**Written exercise**
Find the lines below that contain the word "blocks" and count them. Only the number should be given.

**Given records**
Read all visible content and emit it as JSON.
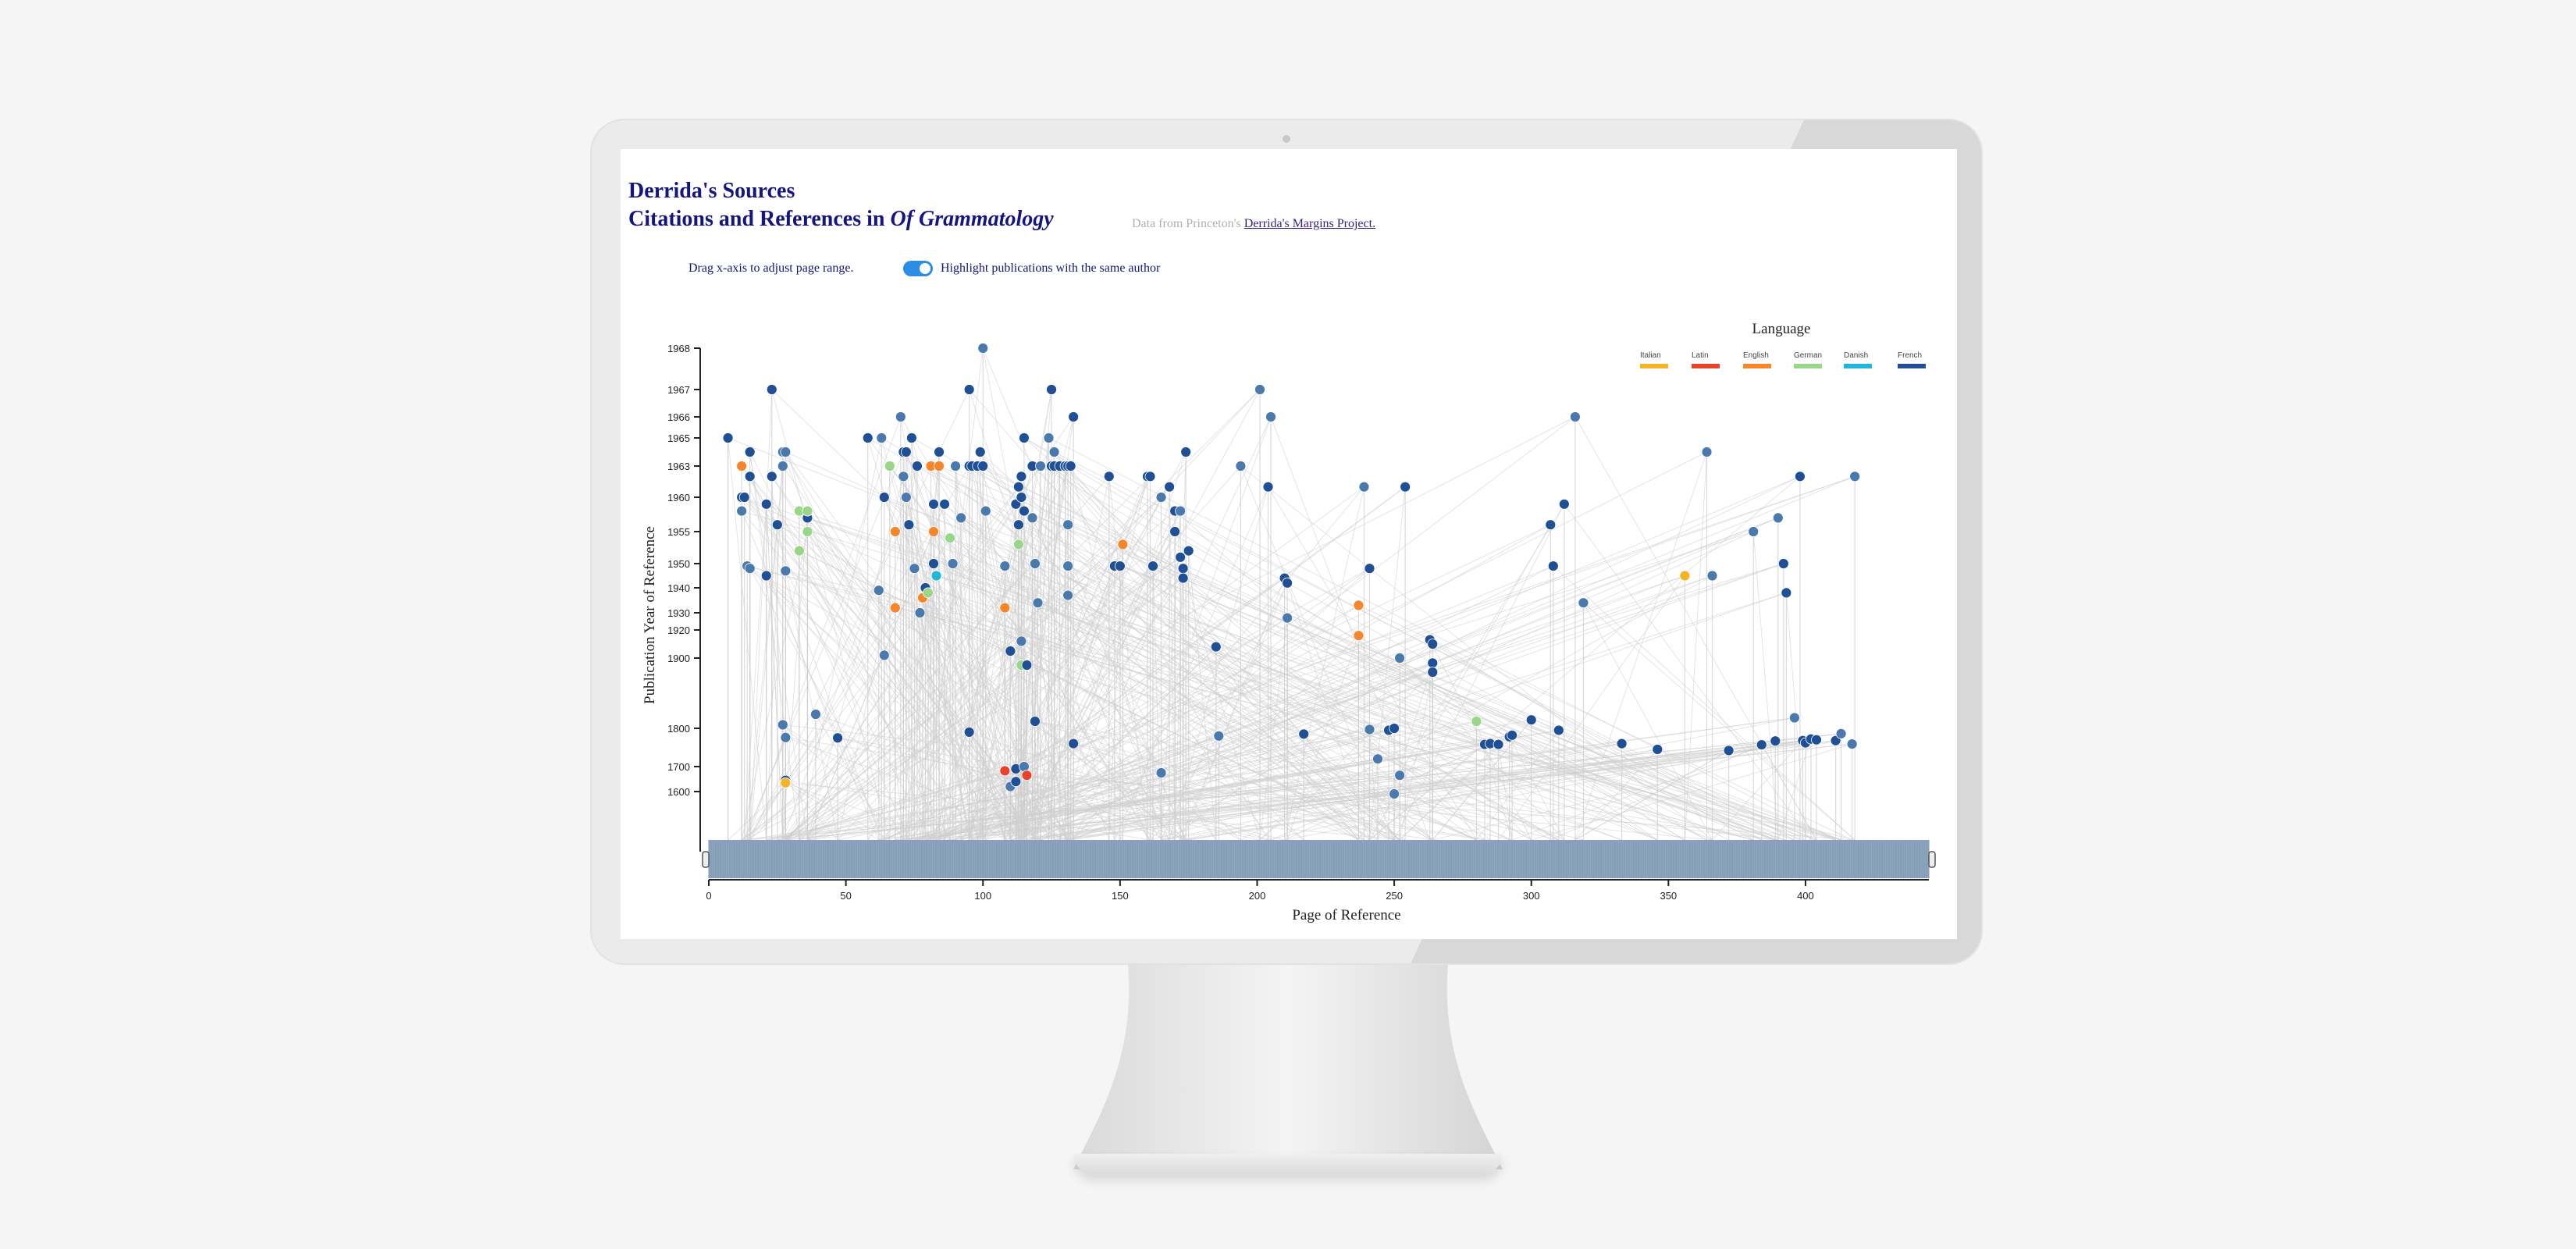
{
  "header": {
    "title_line1": "Derrida's Sources",
    "title_line2_prefix": "Citations and References in ",
    "title_line2_book": "Of Grammatology",
    "source_prefix": "Data from Princeton's ",
    "source_link": "Derrida's Margins Project."
  },
  "controls": {
    "drag_hint": "Drag x-axis to adjust page range.",
    "toggle_label": "Highlight publications with the same author",
    "toggle_on": true
  },
  "colors": {
    "Italian": "#f4b425",
    "Latin": "#e8442a",
    "English": "#f7862b",
    "German": "#9ad68a",
    "Danish": "#20b7d8",
    "French": "#1f4f94",
    "French_light": "#4a79ad",
    "link": "#cfcfcf",
    "brush": "#8ea6bf"
  },
  "chart_data": {
    "type": "scatter",
    "xlabel": "Page of Reference",
    "ylabel": "Publication Year of Reference",
    "xlim": [
      0,
      445
    ],
    "x_ticks": [
      0,
      50,
      100,
      150,
      200,
      250,
      300,
      350,
      400
    ],
    "y_ticks": [
      1600,
      1700,
      1800,
      1900,
      1920,
      1930,
      1940,
      1950,
      1955,
      1960,
      1963,
      1965,
      1966,
      1967,
      1968
    ],
    "y_scale": "piecewise (ordinal-like spacing of tick years)",
    "legend_title": "Language",
    "legend": [
      "Italian",
      "Latin",
      "English",
      "German",
      "Danish",
      "French"
    ],
    "legend_position": "top-right",
    "points": [
      [
        7,
        1965,
        "French"
      ],
      [
        12,
        1963,
        "English"
      ],
      [
        12,
        1960,
        "French"
      ],
      [
        13,
        1960,
        "French"
      ],
      [
        12,
        1958,
        "French_light"
      ],
      [
        14,
        1949,
        "French_light"
      ],
      [
        15,
        1948,
        "French_light"
      ],
      [
        15,
        1964,
        "French"
      ],
      [
        15,
        1962,
        "French"
      ],
      [
        21,
        1959,
        "French"
      ],
      [
        21,
        1945,
        "French"
      ],
      [
        23,
        1967,
        "French"
      ],
      [
        23,
        1962,
        "French"
      ],
      [
        25,
        1956,
        "French"
      ],
      [
        27,
        1964,
        "French_light"
      ],
      [
        28,
        1964,
        "French_light"
      ],
      [
        27,
        1963,
        "French_light"
      ],
      [
        28,
        1947,
        "French_light"
      ],
      [
        27,
        1805,
        "French_light"
      ],
      [
        28,
        1776,
        "French_light"
      ],
      [
        33,
        1952,
        "German"
      ],
      [
        33,
        1958,
        "German"
      ],
      [
        36,
        1957,
        "French"
      ],
      [
        36,
        1958,
        "German"
      ],
      [
        36,
        1955,
        "German"
      ],
      [
        39,
        1820,
        "French_light"
      ],
      [
        47,
        1775,
        "French"
      ],
      [
        28,
        1645,
        "French"
      ],
      [
        28,
        1635,
        "Italian"
      ],
      [
        58,
        1965,
        "French"
      ],
      [
        62,
        1939,
        "French_light"
      ],
      [
        63,
        1965,
        "French_light"
      ],
      [
        64,
        1902,
        "French_light"
      ],
      [
        64,
        1960,
        "French"
      ],
      [
        66,
        1963,
        "German"
      ],
      [
        68,
        1955,
        "English"
      ],
      [
        68,
        1932,
        "English"
      ],
      [
        70,
        1966,
        "French_light"
      ],
      [
        71,
        1964,
        "French"
      ],
      [
        72,
        1964,
        "French"
      ],
      [
        71,
        1962,
        "French_light"
      ],
      [
        72,
        1960,
        "French_light"
      ],
      [
        73,
        1956,
        "French"
      ],
      [
        74,
        1965,
        "French"
      ],
      [
        75,
        1948,
        "French_light"
      ],
      [
        76,
        1963,
        "French"
      ],
      [
        77,
        1930,
        "French_light"
      ],
      [
        78,
        1936,
        "English"
      ],
      [
        79,
        1940,
        "French"
      ],
      [
        80,
        1938,
        "German"
      ],
      [
        81,
        1963,
        "English"
      ],
      [
        82,
        1959,
        "French"
      ],
      [
        82,
        1955,
        "English"
      ],
      [
        82,
        1950,
        "French"
      ],
      [
        83,
        1945,
        "Danish"
      ],
      [
        84,
        1963,
        "English"
      ],
      [
        84,
        1964,
        "French"
      ],
      [
        86,
        1959,
        "French"
      ],
      [
        88,
        1954,
        "German"
      ],
      [
        89,
        1950,
        "French_light"
      ],
      [
        90,
        1963,
        "French_light"
      ],
      [
        92,
        1957,
        "French_light"
      ],
      [
        95,
        1967,
        "French"
      ],
      [
        95,
        1963,
        "French"
      ],
      [
        95,
        1790,
        "French"
      ],
      [
        96,
        1963,
        "French"
      ],
      [
        98,
        1963,
        "French"
      ],
      [
        99,
        1964,
        "French"
      ],
      [
        100,
        1968,
        "French_light"
      ],
      [
        100,
        1963,
        "French"
      ],
      [
        101,
        1958,
        "French_light"
      ],
      [
        108,
        1949,
        "French_light"
      ],
      [
        108,
        1932,
        "English"
      ],
      [
        108,
        1683,
        "Latin"
      ],
      [
        110,
        1905,
        "French"
      ],
      [
        110,
        1620,
        "French_light"
      ],
      [
        112,
        1640,
        "French"
      ],
      [
        112,
        1691,
        "French"
      ],
      [
        112,
        1959,
        "French"
      ],
      [
        113,
        1961,
        "French"
      ],
      [
        113,
        1956,
        "French"
      ],
      [
        113,
        1953,
        "German"
      ],
      [
        114,
        1962,
        "French"
      ],
      [
        114,
        1960,
        "French"
      ],
      [
        115,
        1958,
        "French"
      ],
      [
        115,
        1965,
        "French"
      ],
      [
        114,
        1912,
        "French_light"
      ],
      [
        114,
        1890,
        "German"
      ],
      [
        116,
        1890,
        "French"
      ],
      [
        115,
        1700,
        "French_light"
      ],
      [
        116,
        1665,
        "Latin"
      ],
      [
        118,
        1963,
        "French"
      ],
      [
        118,
        1957,
        "French_light"
      ],
      [
        119,
        1950,
        "French_light"
      ],
      [
        119,
        1810,
        "French"
      ],
      [
        120,
        1934,
        "French_light"
      ],
      [
        121,
        1963,
        "French_light"
      ],
      [
        124,
        1965,
        "French_light"
      ],
      [
        125,
        1967,
        "French"
      ],
      [
        125,
        1963,
        "French"
      ],
      [
        126,
        1963,
        "French"
      ],
      [
        126,
        1964,
        "French_light"
      ],
      [
        128,
        1963,
        "French"
      ],
      [
        130,
        1963,
        "French"
      ],
      [
        131,
        1963,
        "French"
      ],
      [
        131,
        1956,
        "French_light"
      ],
      [
        131,
        1949,
        "French_light"
      ],
      [
        131,
        1937,
        "French_light"
      ],
      [
        132,
        1963,
        "French"
      ],
      [
        133,
        1966,
        "French"
      ],
      [
        133,
        1760,
        "French"
      ],
      [
        146,
        1962,
        "French"
      ],
      [
        148,
        1949,
        "French"
      ],
      [
        150,
        1949,
        "French"
      ],
      [
        151,
        1953,
        "English"
      ],
      [
        160,
        1962,
        "French"
      ],
      [
        161,
        1962,
        "French"
      ],
      [
        162,
        1949,
        "French"
      ],
      [
        165,
        1960,
        "French_light"
      ],
      [
        165,
        1675,
        "French_light"
      ],
      [
        168,
        1961,
        "French"
      ],
      [
        170,
        1958,
        "French"
      ],
      [
        170,
        1955,
        "French"
      ],
      [
        172,
        1958,
        "French_light"
      ],
      [
        172,
        1951,
        "French"
      ],
      [
        173,
        1948,
        "French"
      ],
      [
        173,
        1944,
        "French"
      ],
      [
        174,
        1964,
        "French"
      ],
      [
        175,
        1952,
        "French"
      ],
      [
        185,
        1908,
        "French"
      ],
      [
        186,
        1780,
        "French_light"
      ],
      [
        194,
        1963,
        "French_light"
      ],
      [
        201,
        1967,
        "French_light"
      ],
      [
        204,
        1961,
        "French"
      ],
      [
        205,
        1966,
        "French_light"
      ],
      [
        210,
        1944,
        "French"
      ],
      [
        211,
        1942,
        "French"
      ],
      [
        211,
        1927,
        "French_light"
      ],
      [
        217,
        1785,
        "French"
      ],
      [
        237,
        1933,
        "English"
      ],
      [
        237,
        1916,
        "English"
      ],
      [
        239,
        1961,
        "French_light"
      ],
      [
        241,
        1948,
        "French"
      ],
      [
        241,
        1797,
        "French_light"
      ],
      [
        244,
        1720,
        "French_light"
      ],
      [
        248,
        1795,
        "French"
      ],
      [
        250,
        1800,
        "French"
      ],
      [
        250,
        1580,
        "French_light"
      ],
      [
        252,
        1900,
        "French_light"
      ],
      [
        252,
        1665,
        "French_light"
      ],
      [
        254,
        1961,
        "French"
      ],
      [
        263,
        1913,
        "French"
      ],
      [
        264,
        1910,
        "French"
      ],
      [
        264,
        1893,
        "French"
      ],
      [
        264,
        1880,
        "French"
      ],
      [
        280,
        1810,
        "German"
      ],
      [
        283,
        1758,
        "French"
      ],
      [
        285,
        1760,
        "French"
      ],
      [
        288,
        1758,
        "French"
      ],
      [
        292,
        1778,
        "French"
      ],
      [
        293,
        1782,
        "French"
      ],
      [
        300,
        1812,
        "French"
      ],
      [
        307,
        1956,
        "French"
      ],
      [
        308,
        1949,
        "French"
      ],
      [
        310,
        1795,
        "French"
      ],
      [
        312,
        1959,
        "French"
      ],
      [
        316,
        1966,
        "French_light"
      ],
      [
        319,
        1934,
        "French_light"
      ],
      [
        333,
        1760,
        "French"
      ],
      [
        346,
        1745,
        "French"
      ],
      [
        356,
        1945,
        "Italian"
      ],
      [
        364,
        1964,
        "French_light"
      ],
      [
        366,
        1945,
        "French_light"
      ],
      [
        372,
        1742,
        "French"
      ],
      [
        381,
        1955,
        "French_light"
      ],
      [
        384,
        1757,
        "French"
      ],
      [
        389,
        1767,
        "French"
      ],
      [
        390,
        1957,
        "French_light"
      ],
      [
        392,
        1950,
        "French"
      ],
      [
        393,
        1938,
        "French"
      ],
      [
        396,
        1815,
        "French_light"
      ],
      [
        398,
        1962,
        "French"
      ],
      [
        399,
        1768,
        "French"
      ],
      [
        400,
        1762,
        "French"
      ],
      [
        402,
        1772,
        "French"
      ],
      [
        404,
        1770,
        "French"
      ],
      [
        411,
        1768,
        "French"
      ],
      [
        413,
        1786,
        "French_light"
      ],
      [
        417,
        1759,
        "French_light"
      ],
      [
        418,
        1962,
        "French_light"
      ]
    ]
  }
}
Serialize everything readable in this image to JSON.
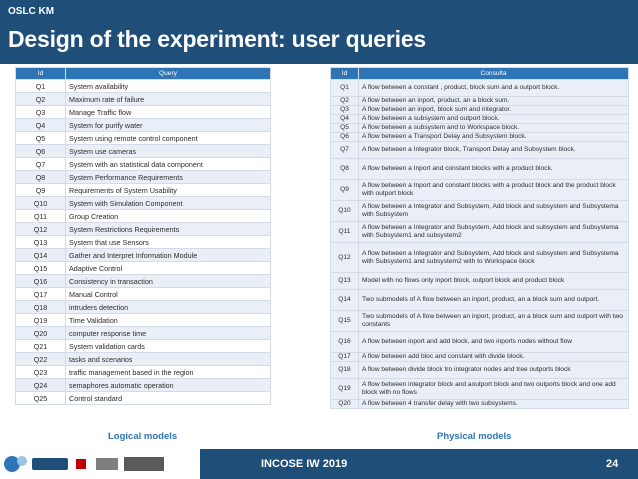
{
  "header": {
    "kicker": "OSLC KM",
    "title": "Design of the experiment: user queries"
  },
  "left_table": {
    "columns": [
      "Id",
      "Query"
    ],
    "rows": [
      {
        "id": "Q1",
        "text": "System availability"
      },
      {
        "id": "Q2",
        "text": "Maximum rate of failure"
      },
      {
        "id": "Q3",
        "text": "Manage Traffic flow"
      },
      {
        "id": "Q4",
        "text": "System for purify water"
      },
      {
        "id": "Q5",
        "text": "System using remote control component"
      },
      {
        "id": "Q6",
        "text": "System use cameras"
      },
      {
        "id": "Q7",
        "text": "System with an statistical data component"
      },
      {
        "id": "Q8",
        "text": "System Performance Requirements"
      },
      {
        "id": "Q9",
        "text": "Requirements of System Usability"
      },
      {
        "id": "Q10",
        "text": "System with Simulation Component"
      },
      {
        "id": "Q11",
        "text": "Group Creation"
      },
      {
        "id": "Q12",
        "text": "System Restrictions Requirements"
      },
      {
        "id": "Q13",
        "text": "System that use Sensors"
      },
      {
        "id": "Q14",
        "text": "Gather and Interpret Information Module"
      },
      {
        "id": "Q15",
        "text": "Adaptive Control"
      },
      {
        "id": "Q16",
        "text": "Consistency in transaction"
      },
      {
        "id": "Q17",
        "text": "Manual Control"
      },
      {
        "id": "Q18",
        "text": "intruders detection"
      },
      {
        "id": "Q19",
        "text": "Time Validation"
      },
      {
        "id": "Q20",
        "text": "computer response time"
      },
      {
        "id": "Q21",
        "text": "System validation cards"
      },
      {
        "id": "Q22",
        "text": "tasks and scenarios"
      },
      {
        "id": "Q23",
        "text": "traffic management based in the region"
      },
      {
        "id": "Q24",
        "text": "semaphores automatic operation"
      },
      {
        "id": "Q25",
        "text": "Control standard"
      }
    ]
  },
  "right_table": {
    "columns": [
      "Id",
      "Consulta"
    ],
    "rows": [
      {
        "id": "Q1",
        "text": "A flow between a constant , product, block sum and a outport block."
      },
      {
        "id": "Q2",
        "text": "A flow between an inport, product, an a block sum."
      },
      {
        "id": "Q3",
        "text": "A flow between an inport, block sum and integrator."
      },
      {
        "id": "Q4",
        "text": "A flow between a subsystem and outport block."
      },
      {
        "id": "Q5",
        "text": "A flow between a subsystem and to Workspace block."
      },
      {
        "id": "Q6",
        "text": "A flow between a Transport Delay and Subsystem block."
      },
      {
        "id": "Q7",
        "text": "A flow between a Integrator block, Transport Delay and Subsystem block."
      },
      {
        "id": "Q8",
        "text": "A flow between a Inport and constant blocks with a product block."
      },
      {
        "id": "Q9",
        "text": "A flow between a Inport and constant blocks with a product block and the product block with outport block"
      },
      {
        "id": "Q10",
        "text": "A flow between a Integrator and Subsystem, Add block and subsystem and Subsystema with Subsystem"
      },
      {
        "id": "Q11",
        "text": "A flow between a Integrator and Subsystem, Add block and subsystem and Subsystema with Subsystem1 and subsystem2"
      },
      {
        "id": "Q12",
        "text": "A flow between a Integrator and Subsystem, Add block and subsystem and Subsystema with Subsystem1 and subsystem2 with to Workspace block"
      },
      {
        "id": "Q13",
        "text": "Model with no flows only inport block, outport block and product block"
      },
      {
        "id": "Q14",
        "text": "Two submodels of A flow between an inport, product, an a block sum and outport."
      },
      {
        "id": "Q15",
        "text": "Two submodels of A flow between an inport, product, an a block sum and outport with two constants"
      },
      {
        "id": "Q16",
        "text": "A flow between inport and add block, and two inports nodes without flow"
      },
      {
        "id": "Q17",
        "text": "A flow between add bloc and constant with divide block."
      },
      {
        "id": "Q18",
        "text": "A flow between divide block tro integrator nodes and tree outports block"
      },
      {
        "id": "Q19",
        "text": "A flow between integrator block and aoutport block and two outports block and one add block with no flows"
      },
      {
        "id": "Q20",
        "text": "A flow between 4 transfer delay with two subsystems."
      }
    ]
  },
  "captions": {
    "left": "Logical models",
    "right": "Physical models"
  },
  "footer": {
    "text": "INCOSE IW 2019",
    "page": "24"
  },
  "colors": {
    "header_bg": "#1f4e79",
    "table_header_bg": "#2e75b6",
    "row_alt_bg": "#eaeff7",
    "caption": "#2e75b6"
  }
}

**Written solution**
2